*** Material provided ***

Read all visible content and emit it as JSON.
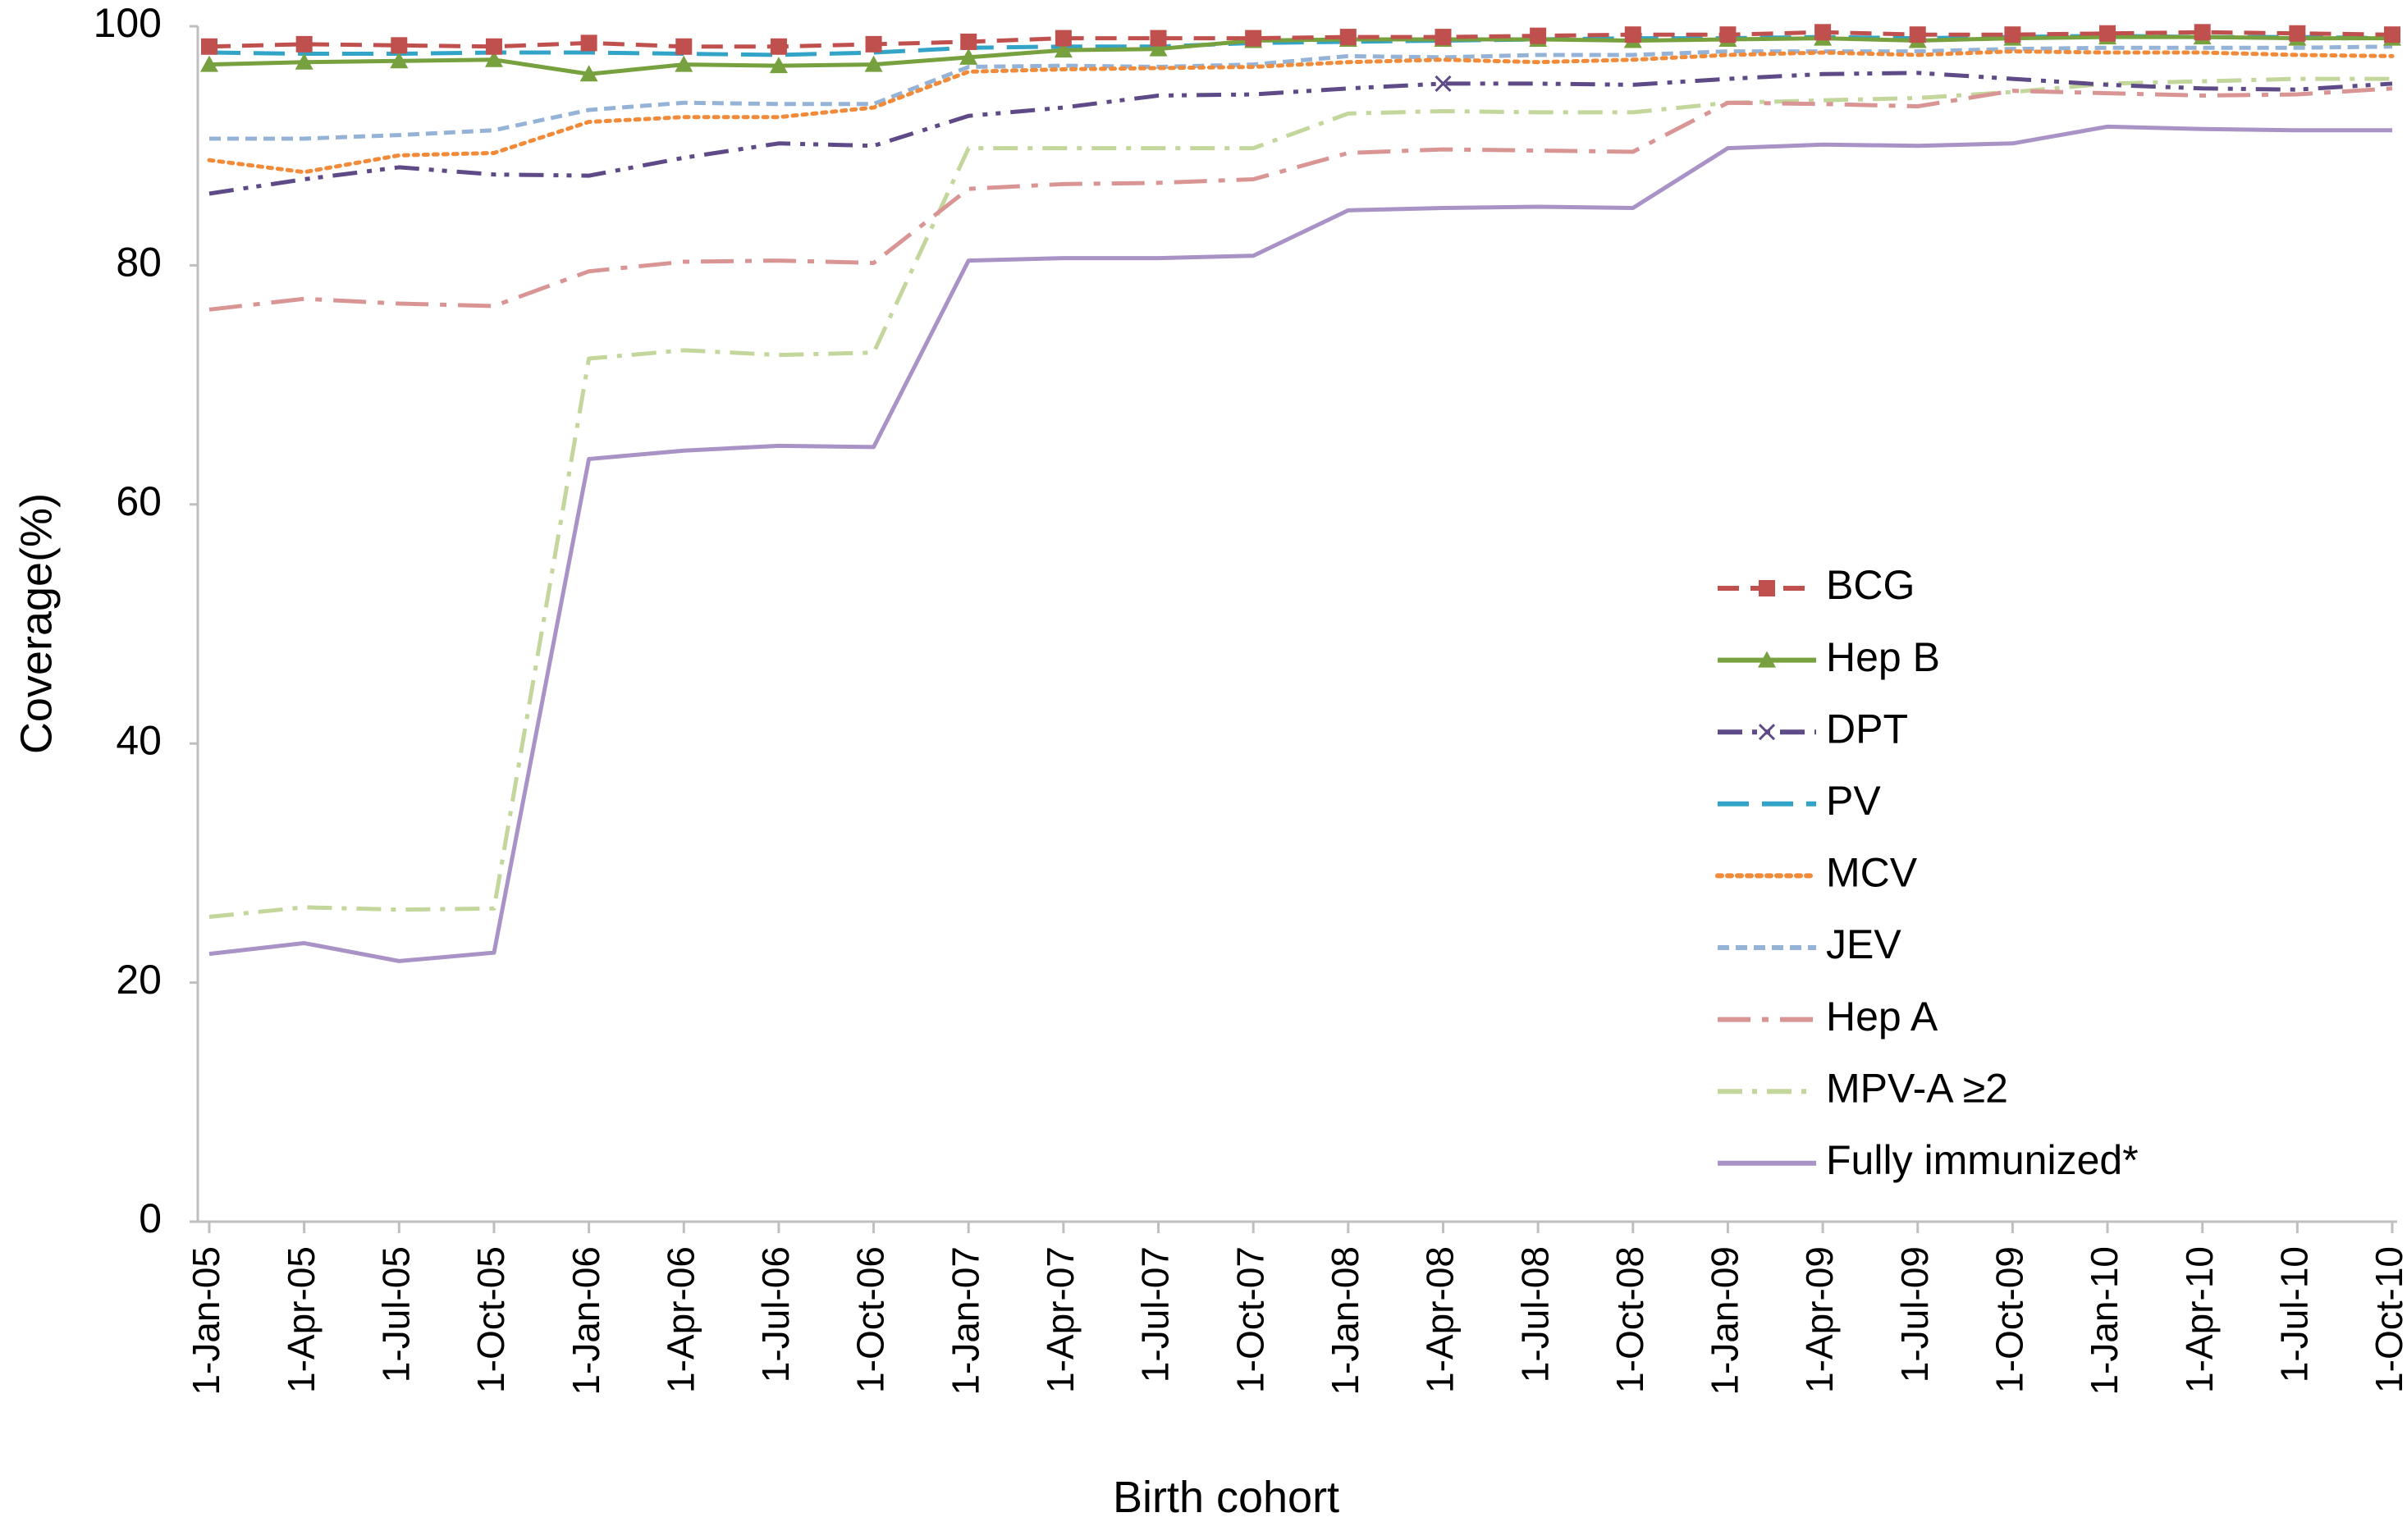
{
  "chart_data": {
    "type": "line",
    "title": "",
    "xlabel": "Birth cohort",
    "ylabel": "Coverage(%)",
    "ylim": [
      0,
      100
    ],
    "yticks": [
      0,
      20,
      40,
      60,
      80,
      100
    ],
    "grid": false,
    "legend_position": "center-right",
    "categories": [
      "1-Jan-05",
      "1-Apr-05",
      "1-Jul-05",
      "1-Oct-05",
      "1-Jan-06",
      "1-Apr-06",
      "1-Jul-06",
      "1-Oct-06",
      "1-Jan-07",
      "1-Apr-07",
      "1-Jul-07",
      "1-Oct-07",
      "1-Jan-08",
      "1-Apr-08",
      "1-Jul-08",
      "1-Oct-08",
      "1-Jan-09",
      "1-Apr-09",
      "1-Jul-09",
      "1-Oct-09",
      "1-Jan-10",
      "1-Apr-10",
      "1-Jul-10",
      "1-Oct-10"
    ],
    "series": [
      {
        "name": "BCG",
        "color": "#C0504D",
        "dash": "dash",
        "marker": "square",
        "values": [
          98.3,
          98.5,
          98.4,
          98.3,
          98.6,
          98.3,
          98.3,
          98.5,
          98.7,
          99.0,
          99.0,
          99.0,
          99.1,
          99.1,
          99.2,
          99.3,
          99.3,
          99.5,
          99.3,
          99.3,
          99.4,
          99.5,
          99.4,
          99.3
        ]
      },
      {
        "name": "Hep B",
        "color": "#77A03F",
        "dash": "solid",
        "marker": "triangle",
        "values": [
          96.8,
          97.0,
          97.1,
          97.2,
          96.0,
          96.8,
          96.7,
          96.8,
          97.4,
          98.0,
          98.1,
          98.8,
          98.9,
          98.9,
          98.9,
          98.8,
          98.9,
          99.0,
          98.8,
          99.0,
          99.1,
          99.1,
          99.0,
          99.0
        ]
      },
      {
        "name": "DPT",
        "color": "#5E4A86",
        "dash": "dashdotdot",
        "marker": "x",
        "values": [
          86.0,
          87.2,
          88.2,
          87.6,
          87.5,
          89.0,
          90.2,
          90.0,
          92.5,
          93.2,
          94.2,
          94.3,
          94.8,
          95.2,
          95.2,
          95.1,
          95.6,
          96.0,
          96.1,
          95.6,
          95.1,
          94.8,
          94.7,
          95.2
        ]
      },
      {
        "name": "PV",
        "color": "#31A4C7",
        "dash": "longdash",
        "marker": "none",
        "values": [
          97.8,
          97.7,
          97.7,
          97.8,
          97.8,
          97.7,
          97.6,
          97.8,
          98.2,
          98.3,
          98.3,
          98.6,
          98.7,
          98.8,
          98.9,
          99.0,
          99.0,
          99.1,
          99.0,
          99.1,
          99.2,
          99.1,
          99.1,
          99.0
        ]
      },
      {
        "name": "MCV",
        "color": "#F18B3A",
        "dash": "dot",
        "marker": "none",
        "values": [
          88.8,
          87.8,
          89.2,
          89.4,
          92.0,
          92.4,
          92.4,
          93.2,
          96.2,
          96.4,
          96.5,
          96.6,
          97.0,
          97.2,
          97.0,
          97.2,
          97.6,
          97.8,
          97.6,
          97.9,
          97.8,
          97.8,
          97.6,
          97.5
        ]
      },
      {
        "name": "JEV",
        "color": "#95B3D7",
        "dash": "shortdash",
        "marker": "none",
        "values": [
          90.6,
          90.6,
          90.9,
          91.3,
          93.0,
          93.6,
          93.5,
          93.5,
          96.6,
          96.7,
          96.6,
          96.8,
          97.5,
          97.4,
          97.6,
          97.6,
          97.9,
          97.9,
          97.9,
          98.1,
          98.2,
          98.2,
          98.2,
          98.3
        ]
      },
      {
        "name": "Hep A",
        "color": "#D99594",
        "dash": "longdashdot",
        "marker": "none",
        "values": [
          76.3,
          77.2,
          76.8,
          76.6,
          79.5,
          80.3,
          80.4,
          80.2,
          86.4,
          86.8,
          86.9,
          87.2,
          89.4,
          89.7,
          89.6,
          89.5,
          93.6,
          93.5,
          93.3,
          94.6,
          94.4,
          94.2,
          94.3,
          94.8
        ]
      },
      {
        "name": "MPV-A ≥2",
        "color": "#C3D69B",
        "dash": "dashdot",
        "marker": "none",
        "values": [
          25.5,
          26.3,
          26.1,
          26.2,
          72.2,
          72.9,
          72.5,
          72.7,
          89.8,
          89.8,
          89.8,
          89.8,
          92.7,
          92.9,
          92.8,
          92.8,
          93.6,
          93.8,
          94.0,
          94.5,
          95.2,
          95.4,
          95.6,
          95.6
        ]
      },
      {
        "name": "Fully immunized*",
        "color": "#A992C6",
        "dash": "solid",
        "marker": "none",
        "values": [
          22.4,
          23.3,
          21.8,
          22.5,
          63.8,
          64.5,
          64.9,
          64.8,
          80.4,
          80.6,
          80.6,
          80.8,
          84.6,
          84.8,
          84.9,
          84.8,
          89.8,
          90.1,
          90.0,
          90.2,
          91.6,
          91.4,
          91.3,
          91.3
        ]
      }
    ]
  }
}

***

**Work to be completed:** Extract every line containing the string "name" from the material.

**Worked answer:**
        "name": "BCG",
        "name": "Hep B",
        "name": "DPT",
        "name": "PV",
        "name": "MCV",
        "name": "JEV",
        "name": "Hep A",
        "name": "MPV-A ≥2",
        "name": "Fully immunized*",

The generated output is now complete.